YOUR TASK: Retype the records from the line containing "Output each element" through the line containing "- article-title: [860, 231, 1531, 382]", including both of those lines.

DATASET EXTRACT:
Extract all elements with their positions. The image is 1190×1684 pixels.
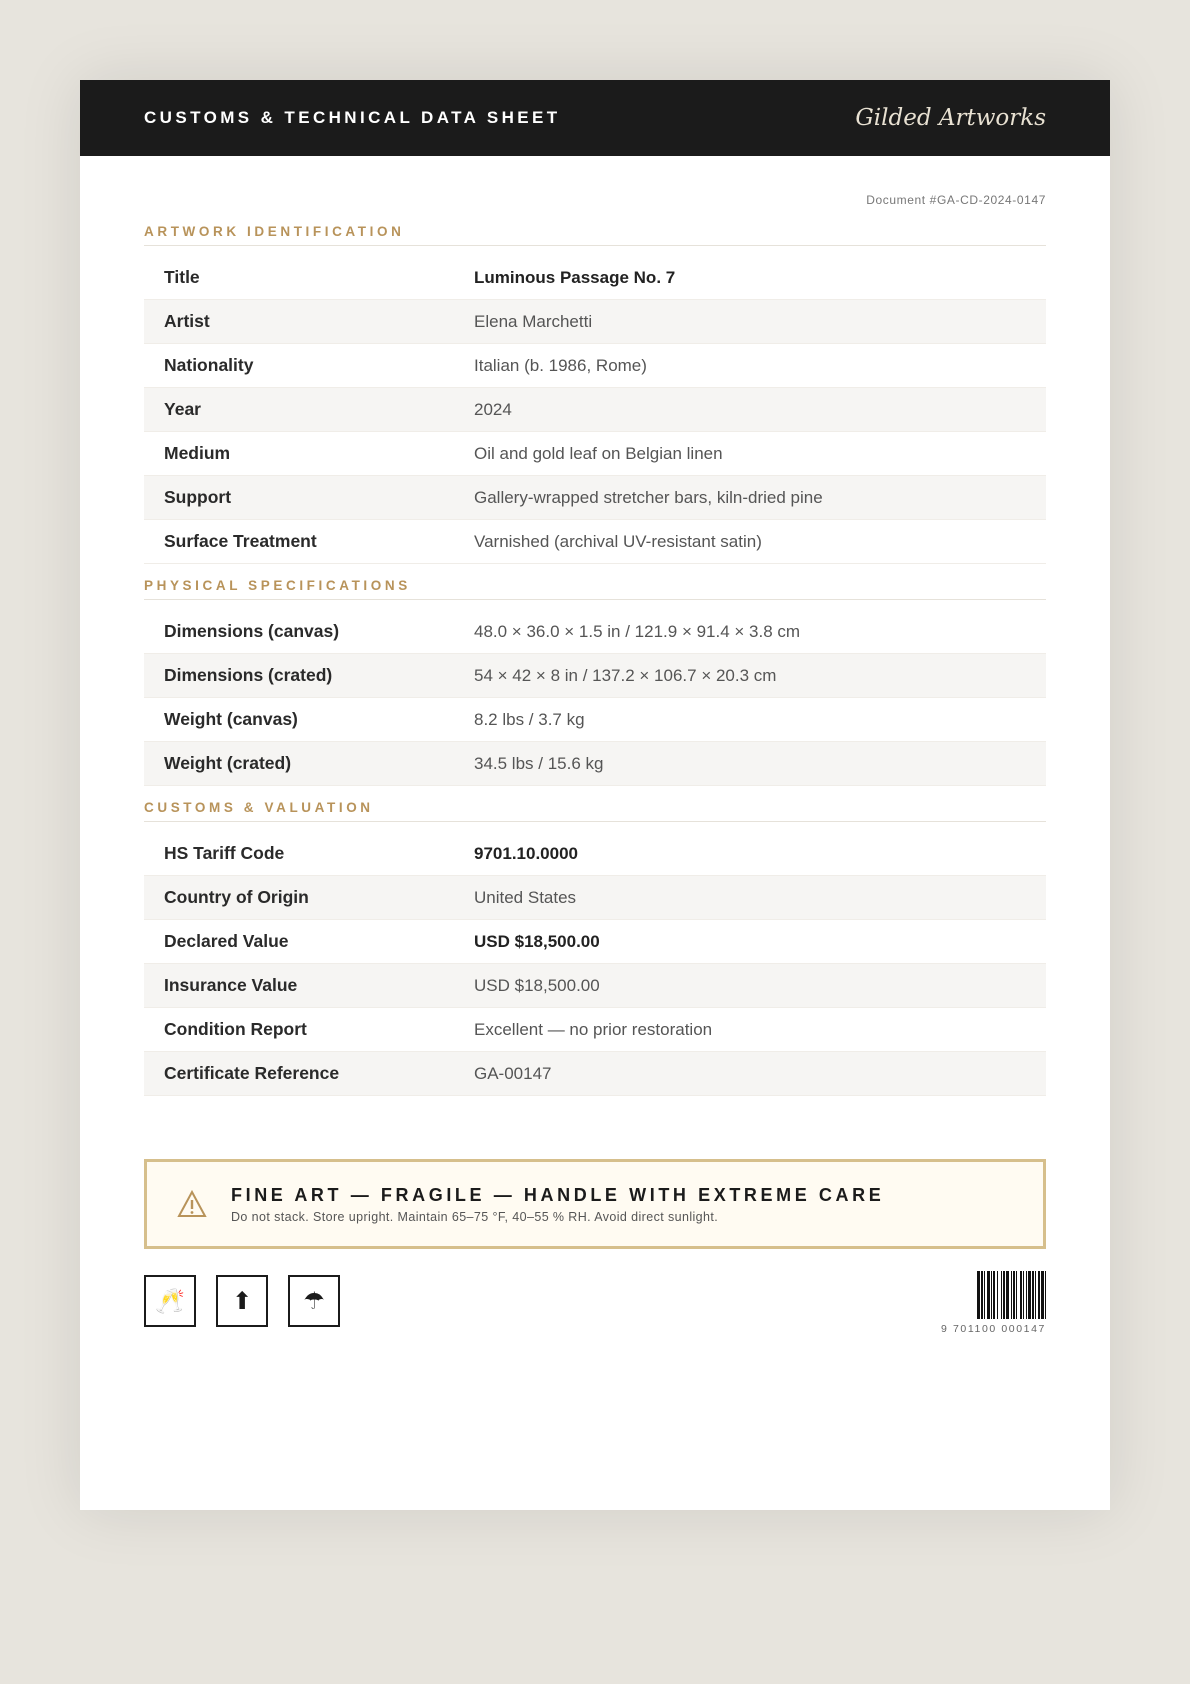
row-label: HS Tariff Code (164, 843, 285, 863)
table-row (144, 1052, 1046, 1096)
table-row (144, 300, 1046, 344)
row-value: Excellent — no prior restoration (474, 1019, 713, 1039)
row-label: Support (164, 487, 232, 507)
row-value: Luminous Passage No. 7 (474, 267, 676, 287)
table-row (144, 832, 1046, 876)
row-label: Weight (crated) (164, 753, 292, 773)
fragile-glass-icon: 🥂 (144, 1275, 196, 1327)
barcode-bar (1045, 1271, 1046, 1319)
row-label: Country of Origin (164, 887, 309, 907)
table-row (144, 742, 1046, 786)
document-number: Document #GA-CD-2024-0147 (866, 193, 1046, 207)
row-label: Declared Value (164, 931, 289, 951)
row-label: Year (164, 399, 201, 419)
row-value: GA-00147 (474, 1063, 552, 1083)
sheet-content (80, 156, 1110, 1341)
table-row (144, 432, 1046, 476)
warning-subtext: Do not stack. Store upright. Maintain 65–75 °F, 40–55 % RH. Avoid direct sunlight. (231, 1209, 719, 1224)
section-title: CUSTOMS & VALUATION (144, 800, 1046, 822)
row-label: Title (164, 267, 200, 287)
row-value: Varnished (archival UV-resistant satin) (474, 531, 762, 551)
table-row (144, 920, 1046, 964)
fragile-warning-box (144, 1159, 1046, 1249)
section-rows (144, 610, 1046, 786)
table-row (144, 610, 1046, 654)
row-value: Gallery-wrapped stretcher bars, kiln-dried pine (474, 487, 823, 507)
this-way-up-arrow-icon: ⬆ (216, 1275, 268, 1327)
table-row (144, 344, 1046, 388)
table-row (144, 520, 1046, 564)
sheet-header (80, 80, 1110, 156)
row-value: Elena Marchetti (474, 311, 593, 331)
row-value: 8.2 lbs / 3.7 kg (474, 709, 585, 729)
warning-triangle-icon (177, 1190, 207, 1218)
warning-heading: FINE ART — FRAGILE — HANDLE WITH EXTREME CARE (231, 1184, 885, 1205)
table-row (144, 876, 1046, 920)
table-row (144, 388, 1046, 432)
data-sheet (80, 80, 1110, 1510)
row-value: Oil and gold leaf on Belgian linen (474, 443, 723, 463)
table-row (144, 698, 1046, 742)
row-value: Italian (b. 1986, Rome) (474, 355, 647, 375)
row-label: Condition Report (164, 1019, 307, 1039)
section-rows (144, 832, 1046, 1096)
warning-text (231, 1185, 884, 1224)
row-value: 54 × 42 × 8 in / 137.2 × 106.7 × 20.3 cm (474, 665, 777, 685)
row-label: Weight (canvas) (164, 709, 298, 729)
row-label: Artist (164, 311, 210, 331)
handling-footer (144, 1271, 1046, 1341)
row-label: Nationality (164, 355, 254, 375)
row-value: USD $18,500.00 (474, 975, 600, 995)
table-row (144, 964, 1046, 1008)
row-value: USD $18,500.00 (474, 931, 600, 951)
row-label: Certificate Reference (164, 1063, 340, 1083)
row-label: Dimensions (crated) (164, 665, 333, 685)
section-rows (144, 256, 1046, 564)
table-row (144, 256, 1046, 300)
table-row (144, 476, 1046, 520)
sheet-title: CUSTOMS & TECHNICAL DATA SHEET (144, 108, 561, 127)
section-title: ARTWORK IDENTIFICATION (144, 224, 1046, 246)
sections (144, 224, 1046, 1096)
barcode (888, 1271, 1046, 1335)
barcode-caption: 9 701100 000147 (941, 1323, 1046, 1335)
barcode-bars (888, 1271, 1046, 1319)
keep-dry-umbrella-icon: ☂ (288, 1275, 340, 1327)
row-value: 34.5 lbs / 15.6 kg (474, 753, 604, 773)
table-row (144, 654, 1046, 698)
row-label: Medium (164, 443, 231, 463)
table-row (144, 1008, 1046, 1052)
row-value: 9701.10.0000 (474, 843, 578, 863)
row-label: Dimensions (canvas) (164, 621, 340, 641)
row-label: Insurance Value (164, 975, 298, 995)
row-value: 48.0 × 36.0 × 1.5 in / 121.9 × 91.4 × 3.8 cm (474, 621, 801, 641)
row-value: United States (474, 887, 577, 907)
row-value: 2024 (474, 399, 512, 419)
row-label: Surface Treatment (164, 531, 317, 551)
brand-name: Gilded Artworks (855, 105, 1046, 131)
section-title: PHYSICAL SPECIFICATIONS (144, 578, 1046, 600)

==

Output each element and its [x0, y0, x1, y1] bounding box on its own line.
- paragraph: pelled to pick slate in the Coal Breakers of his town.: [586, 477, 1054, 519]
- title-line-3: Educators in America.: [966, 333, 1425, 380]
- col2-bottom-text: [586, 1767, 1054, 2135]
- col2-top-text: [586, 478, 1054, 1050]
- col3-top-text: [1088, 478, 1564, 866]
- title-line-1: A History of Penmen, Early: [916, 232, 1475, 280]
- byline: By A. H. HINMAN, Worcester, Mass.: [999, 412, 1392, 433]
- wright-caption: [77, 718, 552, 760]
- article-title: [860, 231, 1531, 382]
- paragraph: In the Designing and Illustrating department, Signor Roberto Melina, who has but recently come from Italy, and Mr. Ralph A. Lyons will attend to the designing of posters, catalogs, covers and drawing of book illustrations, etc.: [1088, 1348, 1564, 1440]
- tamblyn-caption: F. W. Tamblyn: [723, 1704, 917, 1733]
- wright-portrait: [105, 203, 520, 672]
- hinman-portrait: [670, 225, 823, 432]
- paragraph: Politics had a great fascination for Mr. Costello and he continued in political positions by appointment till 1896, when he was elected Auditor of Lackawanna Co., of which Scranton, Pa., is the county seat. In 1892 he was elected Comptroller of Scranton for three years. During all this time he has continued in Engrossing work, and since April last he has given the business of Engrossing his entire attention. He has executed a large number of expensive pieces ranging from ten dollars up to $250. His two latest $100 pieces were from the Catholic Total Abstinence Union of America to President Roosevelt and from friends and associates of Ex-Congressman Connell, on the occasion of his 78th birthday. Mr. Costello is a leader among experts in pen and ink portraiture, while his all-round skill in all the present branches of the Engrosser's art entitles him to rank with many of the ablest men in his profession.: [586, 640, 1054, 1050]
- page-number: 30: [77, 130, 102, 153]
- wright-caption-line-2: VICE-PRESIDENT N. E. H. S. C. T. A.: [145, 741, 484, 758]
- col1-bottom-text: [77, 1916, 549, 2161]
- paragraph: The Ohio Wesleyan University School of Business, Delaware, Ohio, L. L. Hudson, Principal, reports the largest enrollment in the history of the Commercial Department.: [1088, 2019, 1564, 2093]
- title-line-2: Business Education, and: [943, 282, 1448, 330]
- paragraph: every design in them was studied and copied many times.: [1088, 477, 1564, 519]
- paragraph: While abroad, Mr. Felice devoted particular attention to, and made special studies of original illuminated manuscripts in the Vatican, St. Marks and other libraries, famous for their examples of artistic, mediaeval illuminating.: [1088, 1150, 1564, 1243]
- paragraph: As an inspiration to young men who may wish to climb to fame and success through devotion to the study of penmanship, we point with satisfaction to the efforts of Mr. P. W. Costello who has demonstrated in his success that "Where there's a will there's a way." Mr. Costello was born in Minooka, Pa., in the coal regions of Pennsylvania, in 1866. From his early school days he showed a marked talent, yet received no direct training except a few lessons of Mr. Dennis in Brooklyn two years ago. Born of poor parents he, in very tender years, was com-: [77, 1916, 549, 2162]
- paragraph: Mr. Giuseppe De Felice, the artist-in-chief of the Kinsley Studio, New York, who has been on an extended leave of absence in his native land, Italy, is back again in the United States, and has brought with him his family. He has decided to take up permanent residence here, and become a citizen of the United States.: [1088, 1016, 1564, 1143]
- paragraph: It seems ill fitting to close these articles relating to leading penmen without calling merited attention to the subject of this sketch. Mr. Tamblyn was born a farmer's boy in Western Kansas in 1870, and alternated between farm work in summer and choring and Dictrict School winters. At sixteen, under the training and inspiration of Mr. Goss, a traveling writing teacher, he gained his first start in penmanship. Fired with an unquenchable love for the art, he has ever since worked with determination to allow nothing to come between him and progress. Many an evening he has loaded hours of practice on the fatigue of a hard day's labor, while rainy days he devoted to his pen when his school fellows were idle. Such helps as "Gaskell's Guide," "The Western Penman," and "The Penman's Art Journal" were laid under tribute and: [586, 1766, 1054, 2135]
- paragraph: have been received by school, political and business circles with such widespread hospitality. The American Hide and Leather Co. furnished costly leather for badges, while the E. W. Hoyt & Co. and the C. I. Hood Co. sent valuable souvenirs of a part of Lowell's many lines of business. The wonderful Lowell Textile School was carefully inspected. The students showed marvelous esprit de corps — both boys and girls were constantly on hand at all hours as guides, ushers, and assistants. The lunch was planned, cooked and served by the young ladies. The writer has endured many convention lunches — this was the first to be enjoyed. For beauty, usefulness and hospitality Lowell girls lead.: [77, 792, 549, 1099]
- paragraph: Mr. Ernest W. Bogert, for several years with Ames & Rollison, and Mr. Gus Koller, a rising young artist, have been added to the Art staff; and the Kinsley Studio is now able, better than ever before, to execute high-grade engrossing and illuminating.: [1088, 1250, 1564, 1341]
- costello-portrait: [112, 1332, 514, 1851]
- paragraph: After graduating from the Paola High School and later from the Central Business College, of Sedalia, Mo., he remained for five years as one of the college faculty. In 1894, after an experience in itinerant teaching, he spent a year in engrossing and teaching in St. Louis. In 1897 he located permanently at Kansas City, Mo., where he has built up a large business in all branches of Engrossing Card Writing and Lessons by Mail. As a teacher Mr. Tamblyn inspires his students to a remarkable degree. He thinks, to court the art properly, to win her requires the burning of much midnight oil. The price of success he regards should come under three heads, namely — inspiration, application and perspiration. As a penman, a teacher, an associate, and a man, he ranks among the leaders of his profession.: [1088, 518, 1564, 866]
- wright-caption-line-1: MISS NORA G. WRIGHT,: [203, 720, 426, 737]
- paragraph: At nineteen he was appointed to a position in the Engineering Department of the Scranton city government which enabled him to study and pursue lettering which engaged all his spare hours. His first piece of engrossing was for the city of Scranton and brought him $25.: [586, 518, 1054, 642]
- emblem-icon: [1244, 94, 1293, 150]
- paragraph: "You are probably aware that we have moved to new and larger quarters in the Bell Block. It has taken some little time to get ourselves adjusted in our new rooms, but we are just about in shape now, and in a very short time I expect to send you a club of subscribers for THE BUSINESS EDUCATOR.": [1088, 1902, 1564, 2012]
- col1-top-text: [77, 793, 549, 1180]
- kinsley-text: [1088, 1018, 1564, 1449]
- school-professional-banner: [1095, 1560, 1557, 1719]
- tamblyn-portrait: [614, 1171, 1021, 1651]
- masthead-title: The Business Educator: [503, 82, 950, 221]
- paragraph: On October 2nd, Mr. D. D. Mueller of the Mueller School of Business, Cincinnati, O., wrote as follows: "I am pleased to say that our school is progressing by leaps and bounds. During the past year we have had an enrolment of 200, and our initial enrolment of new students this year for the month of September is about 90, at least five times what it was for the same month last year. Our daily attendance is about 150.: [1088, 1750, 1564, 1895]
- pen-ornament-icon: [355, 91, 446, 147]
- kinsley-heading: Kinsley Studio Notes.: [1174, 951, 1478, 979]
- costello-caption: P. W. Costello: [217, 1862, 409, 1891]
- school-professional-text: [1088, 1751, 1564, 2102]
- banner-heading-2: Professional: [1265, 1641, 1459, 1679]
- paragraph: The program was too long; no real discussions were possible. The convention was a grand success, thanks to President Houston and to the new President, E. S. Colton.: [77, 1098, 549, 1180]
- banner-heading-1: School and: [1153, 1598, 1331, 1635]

OUTPUT:
Output each element and its [x0, y0, x1, y1] bounding box on its own line.
- paragraph: pelled to pick slate in the Coal Breakers of his town.: [586, 477, 1054, 519]
- title-line-3: Educators in America.: [966, 333, 1425, 380]
- col2-bottom-text: [586, 1767, 1054, 2135]
- col2-top-text: [586, 478, 1054, 1050]
- col3-top-text: [1088, 478, 1564, 866]
- title-line-1: A History of Penmen, Early: [916, 232, 1475, 280]
- byline: By A. H. HINMAN, Worcester, Mass.: [999, 412, 1392, 433]
- wright-caption: [77, 718, 552, 760]
- article-title: [860, 231, 1531, 382]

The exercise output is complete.